### 选文 ###
新G蛋白偶联受体GPP142调控胆固醇代谢的作用及机制

Hypercholesterolemia, which is critically increasing the burden of cardiovascular diseases, has been growing into a major epidemic both in the west and in China. In the past two years, during the research of G protein-coupled receptors which contributed almost 40% of targeted interventions of modern drug development, a new member GPR142 has been found to be involved in insulin secretion and glucose lowering. But little is known for its effect in population study or lipid metabolism. Using the data in a small sample of obese population, our team found that the GPR142 R267W variant was significantly associated with serum cholesterol levels and the association was validated in a cohort study of 10,000 community-based participants. We then constructed GPR142 wild-type and R267W site-mutated plasmids and demonstrated that this was a functionally inactive mutation. More surprisingly, the expression of genes related to cholesterol synthesis was significantly inhibited in the hepatocytes transfected with wild-type plasmids, while the inhibitory effect was weakened in the hepatocytes transfected mutant plasmids. In addition, high cholesterol diet feeding resulted in a significant reduction of GPR142 expression in mouse livers. Accordingly, we speculate that GPR142 is involved in the regulation of liver cholesterol synthesis. And we will take a further step to carry out animal and molecular biological research to confirm the key role of GPR142 in regulating cholesterol synthesis and to elucidate its specific mechanism. The causal association between GPR142 mutation and serum cholesterol abnormalities will be also verified through longitudinal population study. Our work will surely provide a further understanding of the pathogenesis of hypercholesterolemia and the development of its drug targets.
### 记录数据 ###
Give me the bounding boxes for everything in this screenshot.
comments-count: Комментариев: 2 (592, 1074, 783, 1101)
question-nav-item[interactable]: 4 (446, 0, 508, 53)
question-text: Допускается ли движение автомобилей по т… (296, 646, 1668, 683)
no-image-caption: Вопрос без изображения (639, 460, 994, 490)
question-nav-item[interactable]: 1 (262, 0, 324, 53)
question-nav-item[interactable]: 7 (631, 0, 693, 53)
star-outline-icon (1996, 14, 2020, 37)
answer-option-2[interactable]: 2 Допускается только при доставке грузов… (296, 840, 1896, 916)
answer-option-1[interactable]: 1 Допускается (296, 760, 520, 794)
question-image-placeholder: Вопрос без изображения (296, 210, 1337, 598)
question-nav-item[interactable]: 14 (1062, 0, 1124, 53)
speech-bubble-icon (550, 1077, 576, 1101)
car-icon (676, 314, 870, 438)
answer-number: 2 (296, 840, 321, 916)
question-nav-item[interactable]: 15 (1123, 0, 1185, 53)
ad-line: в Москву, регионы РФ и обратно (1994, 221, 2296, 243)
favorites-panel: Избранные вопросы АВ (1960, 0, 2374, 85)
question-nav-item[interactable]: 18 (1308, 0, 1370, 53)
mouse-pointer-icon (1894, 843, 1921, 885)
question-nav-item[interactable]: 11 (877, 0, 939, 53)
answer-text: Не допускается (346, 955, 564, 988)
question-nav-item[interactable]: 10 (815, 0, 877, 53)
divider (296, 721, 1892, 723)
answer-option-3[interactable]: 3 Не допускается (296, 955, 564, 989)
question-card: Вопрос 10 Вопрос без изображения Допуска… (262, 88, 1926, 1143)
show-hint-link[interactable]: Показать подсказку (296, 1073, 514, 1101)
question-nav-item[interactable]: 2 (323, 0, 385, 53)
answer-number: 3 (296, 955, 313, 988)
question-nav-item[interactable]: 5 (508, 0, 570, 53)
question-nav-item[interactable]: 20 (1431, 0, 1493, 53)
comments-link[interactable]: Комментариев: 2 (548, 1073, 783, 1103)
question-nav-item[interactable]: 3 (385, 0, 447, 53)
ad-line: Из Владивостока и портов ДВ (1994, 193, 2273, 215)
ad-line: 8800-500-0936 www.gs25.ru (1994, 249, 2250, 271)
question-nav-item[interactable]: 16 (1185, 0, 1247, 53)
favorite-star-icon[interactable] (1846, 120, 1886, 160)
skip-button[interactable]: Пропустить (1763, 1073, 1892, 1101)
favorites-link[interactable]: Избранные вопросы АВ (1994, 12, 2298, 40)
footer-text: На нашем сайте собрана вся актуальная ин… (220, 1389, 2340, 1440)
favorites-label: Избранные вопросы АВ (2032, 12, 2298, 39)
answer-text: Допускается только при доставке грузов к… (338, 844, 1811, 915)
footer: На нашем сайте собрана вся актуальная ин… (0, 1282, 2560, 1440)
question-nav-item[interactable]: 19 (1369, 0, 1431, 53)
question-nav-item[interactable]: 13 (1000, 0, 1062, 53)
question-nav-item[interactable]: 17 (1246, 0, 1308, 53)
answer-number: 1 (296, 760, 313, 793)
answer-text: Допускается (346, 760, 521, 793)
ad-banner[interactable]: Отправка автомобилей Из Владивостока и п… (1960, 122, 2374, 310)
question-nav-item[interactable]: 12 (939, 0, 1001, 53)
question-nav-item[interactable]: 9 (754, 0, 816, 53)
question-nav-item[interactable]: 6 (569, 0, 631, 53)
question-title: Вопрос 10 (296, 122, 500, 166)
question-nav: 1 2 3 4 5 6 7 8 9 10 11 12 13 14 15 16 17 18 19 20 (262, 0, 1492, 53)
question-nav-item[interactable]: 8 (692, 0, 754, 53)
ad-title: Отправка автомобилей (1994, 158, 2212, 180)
###
任务说明: 请把选文里的这句英文翻成中文："In addition, high cholesterol diet feeding resulted in a significant reduction of GPR142 expression in mouse livers."

回答: 此外，高胆固醇饮食喂养导致小鼠肝脏中GPR142的表达显著降低。